[Saved entries]
= = = = = = =

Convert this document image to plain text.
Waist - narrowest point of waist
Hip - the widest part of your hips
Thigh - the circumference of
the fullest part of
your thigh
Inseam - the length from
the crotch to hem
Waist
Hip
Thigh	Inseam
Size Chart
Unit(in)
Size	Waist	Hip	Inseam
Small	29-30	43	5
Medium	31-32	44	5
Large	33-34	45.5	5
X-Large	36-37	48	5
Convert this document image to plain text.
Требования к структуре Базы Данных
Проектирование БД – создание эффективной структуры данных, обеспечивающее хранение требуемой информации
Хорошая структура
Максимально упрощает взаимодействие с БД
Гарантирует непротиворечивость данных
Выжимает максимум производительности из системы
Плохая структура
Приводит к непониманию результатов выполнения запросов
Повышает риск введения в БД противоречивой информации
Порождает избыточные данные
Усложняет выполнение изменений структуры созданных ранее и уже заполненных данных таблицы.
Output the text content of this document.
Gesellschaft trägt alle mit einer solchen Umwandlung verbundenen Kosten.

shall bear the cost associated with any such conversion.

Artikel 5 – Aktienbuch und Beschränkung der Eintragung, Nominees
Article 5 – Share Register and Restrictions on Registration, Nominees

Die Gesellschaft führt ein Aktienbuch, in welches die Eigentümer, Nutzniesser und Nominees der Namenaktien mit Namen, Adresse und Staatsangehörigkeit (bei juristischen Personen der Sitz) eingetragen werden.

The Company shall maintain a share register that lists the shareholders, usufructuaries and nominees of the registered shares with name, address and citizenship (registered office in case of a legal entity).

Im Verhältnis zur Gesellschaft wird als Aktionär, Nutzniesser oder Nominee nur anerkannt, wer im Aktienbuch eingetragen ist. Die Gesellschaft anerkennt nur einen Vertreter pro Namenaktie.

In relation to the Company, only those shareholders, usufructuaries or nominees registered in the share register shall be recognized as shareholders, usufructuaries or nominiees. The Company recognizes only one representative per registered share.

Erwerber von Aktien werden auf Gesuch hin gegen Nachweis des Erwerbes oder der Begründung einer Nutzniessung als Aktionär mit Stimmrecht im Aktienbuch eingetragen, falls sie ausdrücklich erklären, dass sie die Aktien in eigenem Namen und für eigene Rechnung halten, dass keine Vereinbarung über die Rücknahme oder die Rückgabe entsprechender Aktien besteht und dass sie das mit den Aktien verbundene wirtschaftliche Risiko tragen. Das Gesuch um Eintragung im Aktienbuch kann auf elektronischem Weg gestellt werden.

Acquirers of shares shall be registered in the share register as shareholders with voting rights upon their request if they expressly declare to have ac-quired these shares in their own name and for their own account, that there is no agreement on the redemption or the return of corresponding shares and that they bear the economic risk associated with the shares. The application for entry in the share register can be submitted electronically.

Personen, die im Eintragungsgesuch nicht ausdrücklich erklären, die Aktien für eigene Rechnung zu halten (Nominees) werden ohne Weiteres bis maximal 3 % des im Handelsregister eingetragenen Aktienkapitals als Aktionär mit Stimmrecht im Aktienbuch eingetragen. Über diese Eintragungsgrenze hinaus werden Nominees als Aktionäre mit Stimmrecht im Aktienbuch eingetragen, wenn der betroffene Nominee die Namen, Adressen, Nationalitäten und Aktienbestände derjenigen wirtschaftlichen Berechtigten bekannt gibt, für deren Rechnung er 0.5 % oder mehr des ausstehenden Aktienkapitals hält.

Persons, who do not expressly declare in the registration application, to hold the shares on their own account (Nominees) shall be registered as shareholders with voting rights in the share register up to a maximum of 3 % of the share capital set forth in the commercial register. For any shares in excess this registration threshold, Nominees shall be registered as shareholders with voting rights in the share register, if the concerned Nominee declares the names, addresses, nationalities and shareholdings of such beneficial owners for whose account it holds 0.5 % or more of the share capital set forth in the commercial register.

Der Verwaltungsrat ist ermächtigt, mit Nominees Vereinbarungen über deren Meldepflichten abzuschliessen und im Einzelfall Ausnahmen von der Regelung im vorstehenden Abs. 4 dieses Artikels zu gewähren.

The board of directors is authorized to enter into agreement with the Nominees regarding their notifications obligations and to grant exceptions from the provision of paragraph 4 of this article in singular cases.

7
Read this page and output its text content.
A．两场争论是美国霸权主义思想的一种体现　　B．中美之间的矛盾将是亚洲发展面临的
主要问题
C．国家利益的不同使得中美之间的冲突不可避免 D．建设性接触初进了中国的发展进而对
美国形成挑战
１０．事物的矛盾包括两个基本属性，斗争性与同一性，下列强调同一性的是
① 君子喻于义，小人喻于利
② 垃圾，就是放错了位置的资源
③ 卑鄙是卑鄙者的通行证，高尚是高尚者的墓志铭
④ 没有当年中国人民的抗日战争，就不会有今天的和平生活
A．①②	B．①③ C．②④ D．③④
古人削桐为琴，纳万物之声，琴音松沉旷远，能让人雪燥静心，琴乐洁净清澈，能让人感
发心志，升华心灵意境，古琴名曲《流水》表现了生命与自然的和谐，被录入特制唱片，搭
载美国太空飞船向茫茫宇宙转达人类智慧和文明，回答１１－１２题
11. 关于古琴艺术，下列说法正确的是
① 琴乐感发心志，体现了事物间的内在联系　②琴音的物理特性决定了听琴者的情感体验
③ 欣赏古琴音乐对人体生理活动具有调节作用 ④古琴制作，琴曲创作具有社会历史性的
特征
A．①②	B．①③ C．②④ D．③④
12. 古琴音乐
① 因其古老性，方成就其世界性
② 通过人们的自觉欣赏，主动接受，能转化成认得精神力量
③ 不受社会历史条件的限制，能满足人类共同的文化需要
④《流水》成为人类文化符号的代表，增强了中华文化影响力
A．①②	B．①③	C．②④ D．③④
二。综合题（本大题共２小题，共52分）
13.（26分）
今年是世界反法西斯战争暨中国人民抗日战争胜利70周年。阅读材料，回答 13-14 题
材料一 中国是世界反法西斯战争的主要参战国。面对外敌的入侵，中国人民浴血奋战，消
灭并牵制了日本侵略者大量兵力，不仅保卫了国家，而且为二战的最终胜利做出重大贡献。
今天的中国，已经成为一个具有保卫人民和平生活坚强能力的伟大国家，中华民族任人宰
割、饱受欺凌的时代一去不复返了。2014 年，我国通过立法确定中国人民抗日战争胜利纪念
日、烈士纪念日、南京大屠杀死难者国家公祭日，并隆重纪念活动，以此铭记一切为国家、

= = = = = = =

The answer is the number of lines in the preceding material that hold "text"; write that number and nothing else.

4